▶ [GOAL OF THE EXERCISE]
In the lines below, find how many contain the word "JSON" and report that figure alone.

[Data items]
- - -

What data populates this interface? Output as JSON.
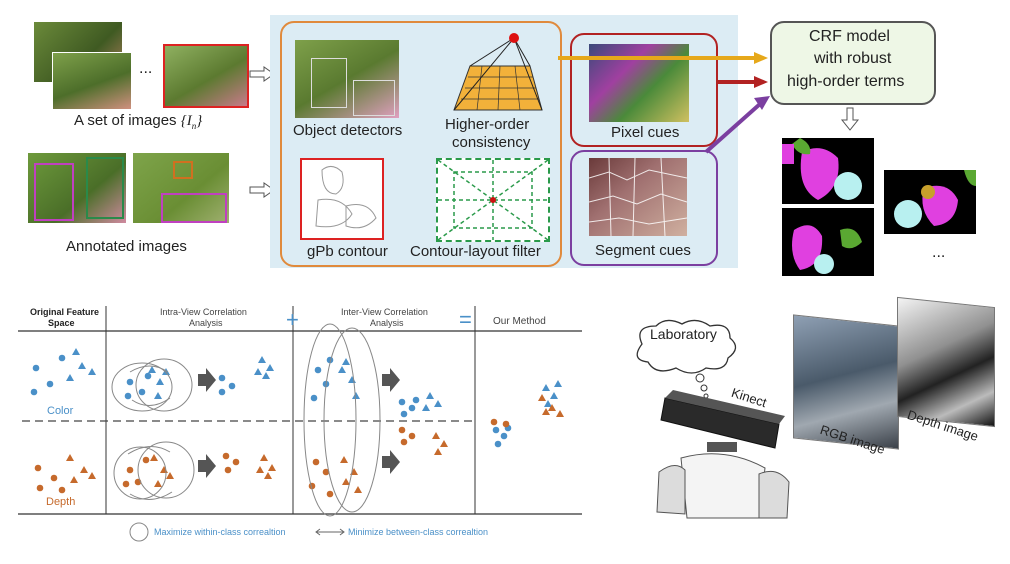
{
  "top": {
    "image_set_label": "A set of images",
    "image_set_symbol": "{I",
    "image_set_sub": "n",
    "image_set_close": "}",
    "ellipsis": "...",
    "annotated_label": "Annotated images",
    "object_detectors": "Object detectors",
    "higher_order_line1": "Higher-order",
    "higher_order_line2": "consistency",
    "gpb_contour": "gPb contour",
    "contour_layout": "Contour-layout filter",
    "pixel_cues": "Pixel cues",
    "segment_cues": "Segment cues",
    "crf_line1": "CRF model",
    "crf_line2": "with robust",
    "crf_line3": "high-order terms",
    "results_ellipsis": "...",
    "colors": {
      "panel_bg": "#dcecf4",
      "panel_border": "#e08a3c",
      "pixel_border": "#b22222",
      "segment_border": "#7b3fa0",
      "crf_bg": "#eef7e6",
      "magenta": "#e040e0",
      "green": "#5aa832",
      "cyan": "#b8f0f0",
      "olive": "#c8a02c"
    }
  },
  "bottom_left": {
    "col0_line1": "Original Feature",
    "col0_line2": "Space",
    "col1_line1": "Intra-View Correlation",
    "col1_line2": "Analysis",
    "plus": "+",
    "col2_line1": "Inter-View Correlation",
    "col2_line2": "Analysis",
    "equals": "=",
    "col3": "Our Method",
    "row_color": "Color",
    "row_depth": "Depth",
    "legend_circle": "Maximize within-class correaltion",
    "legend_arrow": "Minimize between-class correaltion",
    "colors": {
      "blue": "#4a90c8",
      "orange": "#c66a2c"
    }
  },
  "bottom_right": {
    "thought": "Laboratory",
    "kinect": "Kinect",
    "rgb_label": "RGB image",
    "depth_label": "Depth image"
  }
}
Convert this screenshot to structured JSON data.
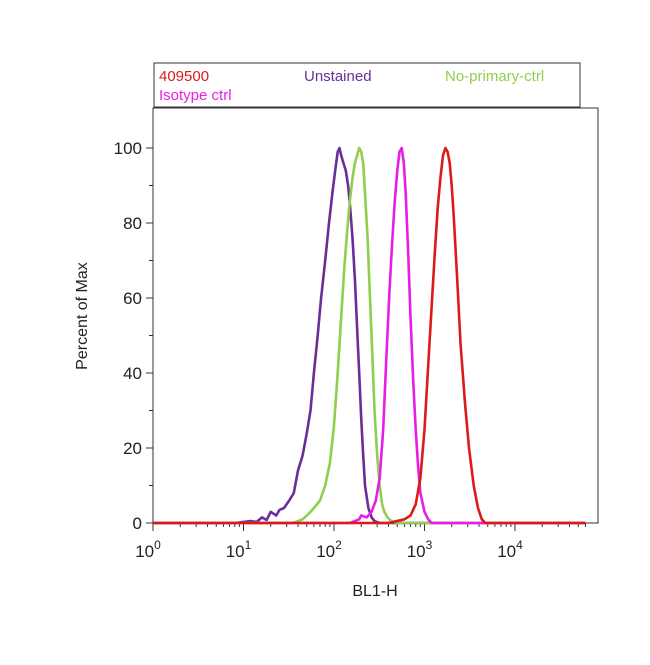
{
  "chart_data": {
    "type": "line",
    "title": "",
    "xlabel": "BL1-H",
    "ylabel": "Percent of Max",
    "x_scale": "log10",
    "xlim": [
      1,
      60000
    ],
    "ylim": [
      0,
      108
    ],
    "y_ticks": [
      0,
      20,
      40,
      60,
      80,
      100
    ],
    "x_ticks": [
      {
        "base": "10",
        "exp": "0"
      },
      {
        "base": "10",
        "exp": "1"
      },
      {
        "base": "10",
        "exp": "2"
      },
      {
        "base": "10",
        "exp": "3"
      },
      {
        "base": "10",
        "exp": "4"
      }
    ],
    "grid": false,
    "legend_position": "top",
    "series": [
      {
        "name": "Unstained",
        "color": "#6a2e9a",
        "x": [
          1,
          8,
          12,
          14,
          16,
          18,
          20,
          23,
          25,
          28,
          32,
          36,
          40,
          45,
          50,
          55,
          60,
          66,
          72,
          80,
          88,
          96,
          103,
          110,
          115,
          120,
          127,
          135,
          143,
          150,
          160,
          170,
          180,
          190,
          200,
          210,
          220,
          240,
          260,
          280,
          320,
          400,
          60000
        ],
        "y": [
          0,
          0,
          0.5,
          0.3,
          1.5,
          0.8,
          3,
          2,
          3.5,
          4,
          6,
          8,
          14,
          18,
          24,
          30,
          40,
          50,
          60,
          70,
          80,
          88,
          94,
          99,
          100,
          98,
          96,
          94,
          90,
          85,
          76,
          65,
          52,
          40,
          28,
          18,
          10,
          4,
          1.5,
          0.5,
          0,
          0,
          0
        ]
      },
      {
        "name": "No-primary-ctrl",
        "color": "#8fcf4f",
        "x": [
          1,
          35,
          40,
          45,
          50,
          55,
          60,
          70,
          80,
          90,
          100,
          110,
          120,
          130,
          140,
          150,
          160,
          170,
          180,
          190,
          200,
          210,
          220,
          235,
          250,
          265,
          280,
          300,
          320,
          340,
          360,
          390,
          430,
          500,
          60000
        ],
        "y": [
          0,
          0,
          0.5,
          1,
          2,
          3,
          4,
          6,
          10,
          16,
          26,
          40,
          55,
          68,
          78,
          86,
          92,
          96,
          98,
          100,
          99,
          96,
          88,
          76,
          60,
          45,
          30,
          18,
          10,
          5,
          3,
          1.5,
          0.5,
          0,
          0
        ]
      },
      {
        "name": "Isotype ctrl",
        "color": "#e61ee6",
        "x": [
          1,
          150,
          170,
          190,
          200,
          230,
          260,
          290,
          320,
          350,
          380,
          410,
          440,
          470,
          500,
          530,
          560,
          590,
          620,
          660,
          700,
          750,
          800,
          850,
          900,
          1000,
          1100,
          1200,
          60000
        ],
        "y": [
          0,
          0,
          0.5,
          1,
          2,
          1.5,
          3,
          6,
          12,
          25,
          45,
          62,
          75,
          86,
          94,
          99,
          100,
          96,
          88,
          72,
          55,
          38,
          25,
          15,
          8,
          3,
          1,
          0,
          0
        ]
      },
      {
        "name": "409500",
        "color": "#dd1a1a",
        "x": [
          1,
          400,
          600,
          700,
          800,
          900,
          1000,
          1100,
          1200,
          1300,
          1400,
          1500,
          1600,
          1700,
          1800,
          1900,
          2000,
          2100,
          2300,
          2500,
          2800,
          3100,
          3500,
          3900,
          4300,
          4700,
          60000
        ],
        "y": [
          0,
          0,
          1,
          2,
          5,
          12,
          25,
          42,
          58,
          72,
          84,
          92,
          98,
          100,
          99,
          96,
          90,
          82,
          65,
          48,
          32,
          20,
          10,
          4,
          1,
          0,
          0
        ]
      }
    ]
  },
  "legend": {
    "row1": [
      {
        "label": "409500",
        "color": "#dd1a1a"
      },
      {
        "label": "Unstained",
        "color": "#6a2e9a"
      },
      {
        "label": "No-primary-ctrl",
        "color": "#8fcf4f"
      }
    ],
    "row2": [
      {
        "label": "Isotype ctrl",
        "color": "#e61ee6"
      }
    ]
  }
}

- - -

▶ [EXPECTED ANSWER]
2